Aim:
Reproduce the material exactly, omitting nothing.
======== The data ========
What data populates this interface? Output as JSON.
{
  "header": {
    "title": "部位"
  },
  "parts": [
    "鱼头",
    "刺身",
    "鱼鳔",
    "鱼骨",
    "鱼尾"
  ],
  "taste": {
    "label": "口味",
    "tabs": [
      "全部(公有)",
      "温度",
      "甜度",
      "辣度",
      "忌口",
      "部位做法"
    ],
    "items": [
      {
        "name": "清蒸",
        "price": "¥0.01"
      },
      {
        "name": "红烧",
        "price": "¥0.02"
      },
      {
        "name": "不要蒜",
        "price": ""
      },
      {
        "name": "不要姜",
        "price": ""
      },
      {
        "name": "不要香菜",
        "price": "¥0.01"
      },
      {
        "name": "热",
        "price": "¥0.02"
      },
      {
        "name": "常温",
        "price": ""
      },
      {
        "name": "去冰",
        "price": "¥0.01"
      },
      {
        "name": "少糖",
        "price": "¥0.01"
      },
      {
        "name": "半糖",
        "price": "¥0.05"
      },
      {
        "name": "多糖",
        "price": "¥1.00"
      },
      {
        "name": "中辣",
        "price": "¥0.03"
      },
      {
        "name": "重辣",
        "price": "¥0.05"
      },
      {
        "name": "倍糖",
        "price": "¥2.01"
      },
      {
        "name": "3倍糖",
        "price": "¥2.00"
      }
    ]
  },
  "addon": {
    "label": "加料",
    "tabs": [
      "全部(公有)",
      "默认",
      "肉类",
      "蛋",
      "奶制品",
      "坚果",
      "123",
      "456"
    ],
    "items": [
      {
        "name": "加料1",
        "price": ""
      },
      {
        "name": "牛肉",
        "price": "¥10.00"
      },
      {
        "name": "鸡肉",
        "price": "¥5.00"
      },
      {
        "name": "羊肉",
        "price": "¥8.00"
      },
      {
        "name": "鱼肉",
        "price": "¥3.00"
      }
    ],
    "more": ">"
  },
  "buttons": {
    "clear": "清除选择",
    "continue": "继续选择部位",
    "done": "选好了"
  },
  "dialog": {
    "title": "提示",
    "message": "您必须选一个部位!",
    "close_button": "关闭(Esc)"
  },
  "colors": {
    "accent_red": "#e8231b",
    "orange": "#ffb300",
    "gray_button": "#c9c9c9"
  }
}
========
Exercise response:
What data populates this interface? Output as JSON.
{
  "header": {
    "title": "部位"
  },
  "parts": [
    "鱼头",
    "刺身",
    "鱼鳔",
    "鱼骨",
    "鱼尾"
  ],
  "taste": {
    "label": "口味",
    "tabs": [
      "全部(公有)",
      "温度",
      "甜度",
      "辣度",
      "忌口",
      "部位做法"
    ],
    "items": [
      {
        "name": "清蒸",
        "price": "¥0.01"
      },
      {
        "name": "红烧",
        "price": "¥0.02"
      },
      {
        "name": "不要蒜",
        "price": ""
      },
      {
        "name": "不要姜",
        "price": ""
      },
      {
        "name": "不要香菜",
        "price": "¥0.01"
      },
      {
        "name": "热",
        "price": "¥0.02"
      },
      {
        "name": "常温",
        "price": ""
      },
      {
        "name": "去冰",
        "price": "¥0.01"
      },
      {
        "name": "少糖",
        "price": "¥0.01"
      },
      {
        "name": "半糖",
        "price": "¥0.05"
      },
      {
        "name": "多糖",
        "price": "¥1.00"
      },
      {
        "name": "中辣",
        "price": "¥0.03"
      },
      {
        "name": "重辣",
        "price": "¥0.05"
      },
      {
        "name": "倍糖",
        "price": "¥2.01"
      },
      {
        "name": "3倍糖",
        "price": "¥2.00"
      }
    ]
  },
  "addon": {
    "label": "加料",
    "tabs": [
      "全部(公有)",
      "默认",
      "肉类",
      "蛋",
      "奶制品",
      "坚果",
      "123",
      "456"
    ],
    "items": [
      {
        "name": "加料1",
        "price": ""
      },
      {
        "name": "牛肉",
        "price": "¥10.00"
      },
      {
        "name": "鸡肉",
        "price": "¥5.00"
      },
      {
        "name": "羊肉",
        "price": "¥8.00"
      },
      {
        "name": "鱼肉",
        "price": "¥3.00"
      }
    ],
    "more": ">"
  },
  "buttons": {
    "clear": "清除选择",
    "continue": "继续选择部位",
    "done": "选好了"
  },
  "dialog": {
    "title": "提示",
    "message": "您必须选一个部位!",
    "close_button": "关闭(Esc)"
  },
  "colors": {
    "accent_red": "#e8231b",
    "orange": "#ffb300",
    "gray_button": "#c9c9c9"
  }
}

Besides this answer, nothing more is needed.